**What you are asked to do:** Below, find each line holding "Innovation" and state how many there are, using the number alone.

**Material shown:**
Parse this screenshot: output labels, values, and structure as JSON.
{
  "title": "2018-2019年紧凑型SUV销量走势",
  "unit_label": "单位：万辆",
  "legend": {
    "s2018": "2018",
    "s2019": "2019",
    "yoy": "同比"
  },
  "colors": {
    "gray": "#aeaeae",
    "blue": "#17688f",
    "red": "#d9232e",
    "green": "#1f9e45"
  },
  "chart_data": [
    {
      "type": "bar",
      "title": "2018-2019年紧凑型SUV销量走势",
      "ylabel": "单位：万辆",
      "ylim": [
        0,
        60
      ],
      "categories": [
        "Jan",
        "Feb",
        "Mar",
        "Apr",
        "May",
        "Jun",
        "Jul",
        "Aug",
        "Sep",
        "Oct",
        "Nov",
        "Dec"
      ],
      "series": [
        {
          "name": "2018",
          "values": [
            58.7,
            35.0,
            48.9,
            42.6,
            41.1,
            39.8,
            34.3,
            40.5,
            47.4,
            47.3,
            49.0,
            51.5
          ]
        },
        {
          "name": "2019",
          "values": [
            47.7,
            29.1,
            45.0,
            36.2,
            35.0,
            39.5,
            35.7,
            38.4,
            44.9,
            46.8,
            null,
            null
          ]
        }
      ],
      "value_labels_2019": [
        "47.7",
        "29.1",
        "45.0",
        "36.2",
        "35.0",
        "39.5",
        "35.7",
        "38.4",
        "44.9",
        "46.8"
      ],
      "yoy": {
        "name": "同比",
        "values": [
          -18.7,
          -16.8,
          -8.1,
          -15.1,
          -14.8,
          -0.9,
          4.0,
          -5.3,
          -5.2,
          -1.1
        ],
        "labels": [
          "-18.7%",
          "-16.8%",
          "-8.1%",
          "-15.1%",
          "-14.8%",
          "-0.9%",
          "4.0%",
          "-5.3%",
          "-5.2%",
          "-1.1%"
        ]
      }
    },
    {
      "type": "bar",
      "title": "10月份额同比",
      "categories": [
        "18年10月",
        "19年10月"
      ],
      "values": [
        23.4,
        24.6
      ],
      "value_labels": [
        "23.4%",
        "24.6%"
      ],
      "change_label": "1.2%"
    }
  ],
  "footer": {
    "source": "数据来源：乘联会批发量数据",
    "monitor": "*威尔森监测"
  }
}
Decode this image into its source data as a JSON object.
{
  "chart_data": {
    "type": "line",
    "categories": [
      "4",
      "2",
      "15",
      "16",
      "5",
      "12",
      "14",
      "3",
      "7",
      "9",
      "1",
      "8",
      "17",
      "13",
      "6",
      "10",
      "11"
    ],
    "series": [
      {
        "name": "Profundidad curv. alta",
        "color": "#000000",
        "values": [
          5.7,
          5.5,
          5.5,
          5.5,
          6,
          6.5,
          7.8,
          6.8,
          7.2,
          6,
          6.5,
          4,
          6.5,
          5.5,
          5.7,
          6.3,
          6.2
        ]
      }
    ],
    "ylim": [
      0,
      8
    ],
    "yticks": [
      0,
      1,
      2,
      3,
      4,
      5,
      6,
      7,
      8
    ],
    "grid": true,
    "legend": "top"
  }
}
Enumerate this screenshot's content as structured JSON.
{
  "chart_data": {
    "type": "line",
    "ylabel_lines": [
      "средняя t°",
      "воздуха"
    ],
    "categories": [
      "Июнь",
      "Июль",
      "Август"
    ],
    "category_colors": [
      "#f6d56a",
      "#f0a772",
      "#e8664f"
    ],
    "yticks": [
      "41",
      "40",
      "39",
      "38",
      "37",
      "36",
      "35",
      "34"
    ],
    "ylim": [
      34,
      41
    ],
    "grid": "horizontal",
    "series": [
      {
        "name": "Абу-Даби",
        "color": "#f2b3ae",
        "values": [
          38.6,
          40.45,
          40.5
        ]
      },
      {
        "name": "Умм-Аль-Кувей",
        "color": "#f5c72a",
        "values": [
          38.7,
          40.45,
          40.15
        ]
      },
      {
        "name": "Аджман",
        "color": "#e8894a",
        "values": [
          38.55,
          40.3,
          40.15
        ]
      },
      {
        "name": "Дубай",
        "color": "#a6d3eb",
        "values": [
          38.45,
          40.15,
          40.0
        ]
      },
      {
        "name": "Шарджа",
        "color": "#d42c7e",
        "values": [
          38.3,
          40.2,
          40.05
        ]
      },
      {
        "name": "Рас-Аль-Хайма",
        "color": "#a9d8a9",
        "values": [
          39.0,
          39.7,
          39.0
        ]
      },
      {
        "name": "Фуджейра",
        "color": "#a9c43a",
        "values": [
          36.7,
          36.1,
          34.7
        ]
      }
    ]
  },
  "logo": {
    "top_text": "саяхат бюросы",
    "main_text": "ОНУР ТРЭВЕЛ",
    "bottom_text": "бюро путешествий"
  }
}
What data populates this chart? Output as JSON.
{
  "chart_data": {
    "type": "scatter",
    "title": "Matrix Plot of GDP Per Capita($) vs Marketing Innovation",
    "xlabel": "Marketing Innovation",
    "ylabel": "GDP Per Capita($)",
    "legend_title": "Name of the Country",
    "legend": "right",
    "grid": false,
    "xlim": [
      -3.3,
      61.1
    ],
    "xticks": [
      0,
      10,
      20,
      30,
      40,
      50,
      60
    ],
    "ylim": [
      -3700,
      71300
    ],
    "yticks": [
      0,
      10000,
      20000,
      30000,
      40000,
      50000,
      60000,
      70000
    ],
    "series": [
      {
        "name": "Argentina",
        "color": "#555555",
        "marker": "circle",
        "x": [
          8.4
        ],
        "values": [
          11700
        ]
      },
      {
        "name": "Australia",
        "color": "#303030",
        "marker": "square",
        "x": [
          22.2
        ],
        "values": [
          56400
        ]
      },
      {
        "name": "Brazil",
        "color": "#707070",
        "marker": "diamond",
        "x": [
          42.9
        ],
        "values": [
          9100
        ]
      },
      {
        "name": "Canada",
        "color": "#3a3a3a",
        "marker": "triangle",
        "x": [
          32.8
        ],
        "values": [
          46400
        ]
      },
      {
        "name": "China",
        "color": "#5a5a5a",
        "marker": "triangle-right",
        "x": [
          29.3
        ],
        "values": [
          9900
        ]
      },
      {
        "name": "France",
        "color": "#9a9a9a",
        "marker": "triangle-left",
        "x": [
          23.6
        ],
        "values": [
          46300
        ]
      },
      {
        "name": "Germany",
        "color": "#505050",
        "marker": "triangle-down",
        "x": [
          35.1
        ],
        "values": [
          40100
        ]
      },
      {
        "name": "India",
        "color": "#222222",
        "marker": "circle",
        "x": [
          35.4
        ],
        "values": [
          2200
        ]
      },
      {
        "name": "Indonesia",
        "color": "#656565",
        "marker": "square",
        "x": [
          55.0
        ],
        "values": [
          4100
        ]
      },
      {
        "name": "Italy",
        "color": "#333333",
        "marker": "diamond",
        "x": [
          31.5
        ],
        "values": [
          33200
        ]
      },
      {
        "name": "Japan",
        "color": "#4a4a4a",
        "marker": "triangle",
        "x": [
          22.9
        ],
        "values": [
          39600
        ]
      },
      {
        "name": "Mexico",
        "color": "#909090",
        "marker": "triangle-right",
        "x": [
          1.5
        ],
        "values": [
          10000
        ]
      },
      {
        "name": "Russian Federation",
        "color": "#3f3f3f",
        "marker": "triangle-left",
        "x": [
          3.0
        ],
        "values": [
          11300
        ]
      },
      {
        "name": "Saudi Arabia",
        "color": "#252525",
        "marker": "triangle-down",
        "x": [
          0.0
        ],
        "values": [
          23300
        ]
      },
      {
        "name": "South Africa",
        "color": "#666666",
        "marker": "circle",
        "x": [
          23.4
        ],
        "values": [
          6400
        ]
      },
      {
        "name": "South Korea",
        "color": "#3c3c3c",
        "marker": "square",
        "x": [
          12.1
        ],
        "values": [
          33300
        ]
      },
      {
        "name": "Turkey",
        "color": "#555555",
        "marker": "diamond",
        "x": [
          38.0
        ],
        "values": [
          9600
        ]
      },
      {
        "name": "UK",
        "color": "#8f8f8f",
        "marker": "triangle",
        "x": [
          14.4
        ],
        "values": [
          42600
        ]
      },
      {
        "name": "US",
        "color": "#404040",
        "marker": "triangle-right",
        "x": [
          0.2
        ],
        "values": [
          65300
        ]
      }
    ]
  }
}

**Output for this exercise:** 2